INSTRUCTIONS FOR THE TASK »
Every line of the listing must be reproduced as it stands. Leave the images behind.

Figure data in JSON
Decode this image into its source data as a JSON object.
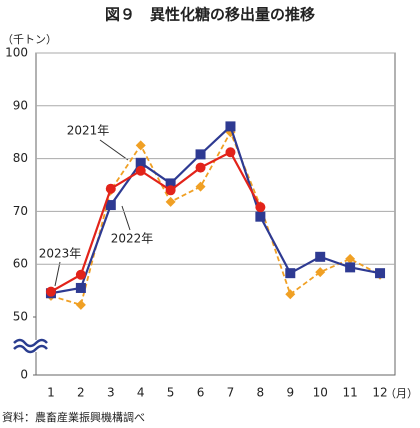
{
  "chart_data": {
    "type": "line",
    "title": "図９　異性化糖の移出量の推移",
    "y_label": "（千トン）",
    "x_label": "（月）",
    "source": "資料：農畜産業振興機構調べ",
    "categories": [
      "1",
      "2",
      "3",
      "4",
      "5",
      "6",
      "7",
      "8",
      "9",
      "10",
      "11",
      "12"
    ],
    "series": [
      {
        "name": "2021年",
        "color": "#2e3a92",
        "marker": "square",
        "dashed": false,
        "values": [
          54.5,
          55.5,
          71.2,
          79.2,
          75.3,
          80.8,
          86.1,
          69.0,
          58.3,
          61.4,
          59.4,
          58.3
        ]
      },
      {
        "name": "2022年",
        "color": "#f0a024",
        "marker": "diamond",
        "dashed": true,
        "values": [
          54.0,
          52.3,
          74.0,
          82.5,
          71.8,
          74.7,
          85.0,
          71.0,
          54.3,
          58.5,
          61.0,
          58.0
        ]
      },
      {
        "name": "2023年",
        "color": "#e2231a",
        "marker": "circle",
        "dashed": false,
        "values": [
          54.8,
          58.0,
          74.3,
          77.7,
          74.0,
          78.3,
          81.2,
          70.8,
          null,
          null,
          null,
          null
        ]
      }
    ],
    "ylim": [
      50,
      100
    ],
    "yticks": [
      0,
      50,
      60,
      70,
      80,
      90,
      100
    ],
    "axis_break": true,
    "grid": true
  }
}
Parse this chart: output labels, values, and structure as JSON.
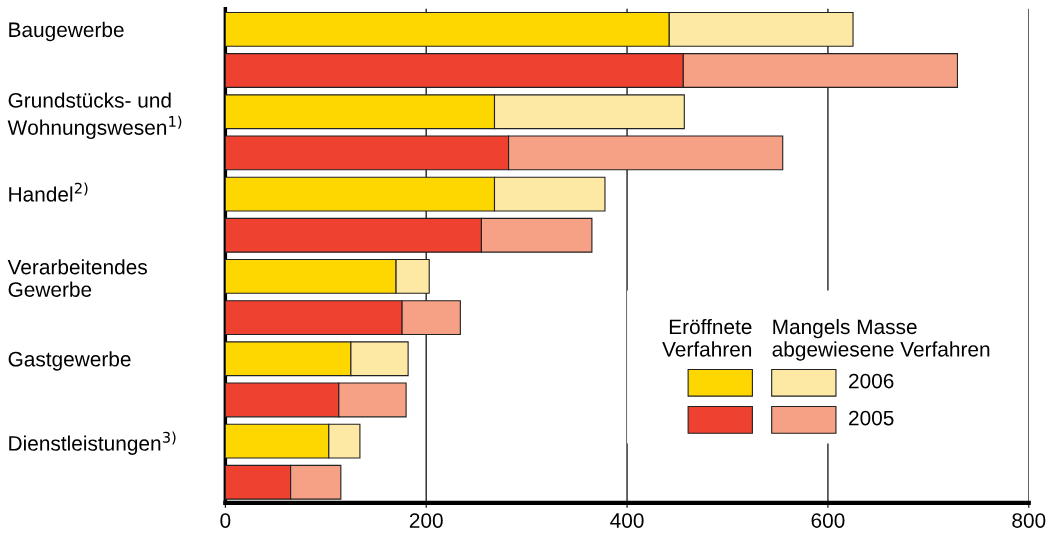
{
  "chart_data": {
    "type": "bar",
    "orientation": "horizontal",
    "stacked": true,
    "categories": [
      "Baugewerbe",
      null,
      "Grundstücks- und\nWohnungswesen$^{1)}$",
      null,
      "Handel$^{2)}$",
      null,
      "Verarbeitendes\nGewerbe",
      null,
      "Gastgewerbe",
      null,
      "Dienstleistungen$^{3)}$",
      null
    ],
    "series": [
      {
        "color": "#ffd700",
        "values": [
          442,
          null,
          268,
          null,
          268,
          null,
          170,
          null,
          125,
          null,
          103,
          null
        ]
      },
      {
        "name": "2006",
        "color": "#fde9a4",
        "values": [
          183,
          null,
          189,
          null,
          110,
          null,
          33,
          null,
          57,
          null,
          31,
          null
        ]
      },
      {
        "color": "#ef4130",
        "values": [
          null,
          456,
          null,
          282,
          null,
          255,
          null,
          176,
          null,
          113,
          null,
          65
        ]
      },
      {
        "name": "2005",
        "color": "#f6a186",
        "values": [
          null,
          273,
          null,
          273,
          null,
          110,
          null,
          58,
          null,
          67,
          null,
          50
        ]
      }
    ],
    "annotations": [
      "Eröffnete\nVerfahren",
      "Mangels Masse\nabgewiesene Verfahren"
    ],
    "xlim": [
      0,
      800
    ],
    "xticks": [
      0,
      200,
      400,
      600,
      800
    ],
    "grid": "x",
    "legend": "bottom right"
  }
}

SOLUTION TO THIS EXERCISE »
Decode this image into its source data as a JSON object.
{
  "chart_data": {
    "type": "line",
    "title": "図９　異性化糖の移出量の推移",
    "y_label": "（千トン）",
    "x_label": "（月）",
    "source": "資料：農畜産業振興機構調べ",
    "categories": [
      "1",
      "2",
      "3",
      "4",
      "5",
      "6",
      "7",
      "8",
      "9",
      "10",
      "11",
      "12"
    ],
    "series": [
      {
        "name": "2021年",
        "color": "#2e3a92",
        "marker": "square",
        "dashed": false,
        "values": [
          54.5,
          55.5,
          71.2,
          79.2,
          75.3,
          80.8,
          86.1,
          69.0,
          58.3,
          61.4,
          59.4,
          58.3
        ]
      },
      {
        "name": "2022年",
        "color": "#f0a024",
        "marker": "diamond",
        "dashed": true,
        "values": [
          54.0,
          52.3,
          74.0,
          82.5,
          71.8,
          74.7,
          85.0,
          71.0,
          54.3,
          58.5,
          61.0,
          58.0
        ]
      },
      {
        "name": "2023年",
        "color": "#e2231a",
        "marker": "circle",
        "dashed": false,
        "values": [
          54.8,
          58.0,
          74.3,
          77.7,
          74.0,
          78.3,
          81.2,
          70.8,
          null,
          null,
          null,
          null
        ]
      }
    ],
    "ylim": [
      50,
      100
    ],
    "yticks": [
      0,
      50,
      60,
      70,
      80,
      90,
      100
    ],
    "axis_break": true,
    "grid": true
  }
}
Parse this chart: output labels, values, and structure as JSON.
{
  "chart_data": {
    "type": "bar",
    "orientation": "horizontal",
    "stacked": true,
    "categories": [
      "Baugewerbe",
      null,
      "Grundstücks- und\nWohnungswesen$^{1)}$",
      null,
      "Handel$^{2)}$",
      null,
      "Verarbeitendes\nGewerbe",
      null,
      "Gastgewerbe",
      null,
      "Dienstleistungen$^{3)}$",
      null
    ],
    "series": [
      {
        "color": "#ffd700",
        "values": [
          442,
          null,
          268,
          null,
          268,
          null,
          170,
          null,
          125,
          null,
          103,
          null
        ]
      },
      {
        "name": "2006",
        "color": "#fde9a4",
        "values": [
          183,
          null,
          189,
          null,
          110,
          null,
          33,
          null,
          57,
          null,
          31,
          null
        ]
      },
      {
        "color": "#ef4130",
        "values": [
          null,
          456,
          null,
          282,
          null,
          255,
          null,
          176,
          null,
          113,
          null,
          65
        ]
      },
      {
        "name": "2005",
        "color": "#f6a186",
        "values": [
          null,
          273,
          null,
          273,
          null,
          110,
          null,
          58,
          null,
          67,
          null,
          50
        ]
      }
    ],
    "annotations": [
      "Eröffnete\nVerfahren",
      "Mangels Masse\nabgewiesene Verfahren"
    ],
    "xlim": [
      0,
      800
    ],
    "xticks": [
      0,
      200,
      400,
      600,
      800
    ],
    "grid": "x",
    "legend": "bottom right"
  }
}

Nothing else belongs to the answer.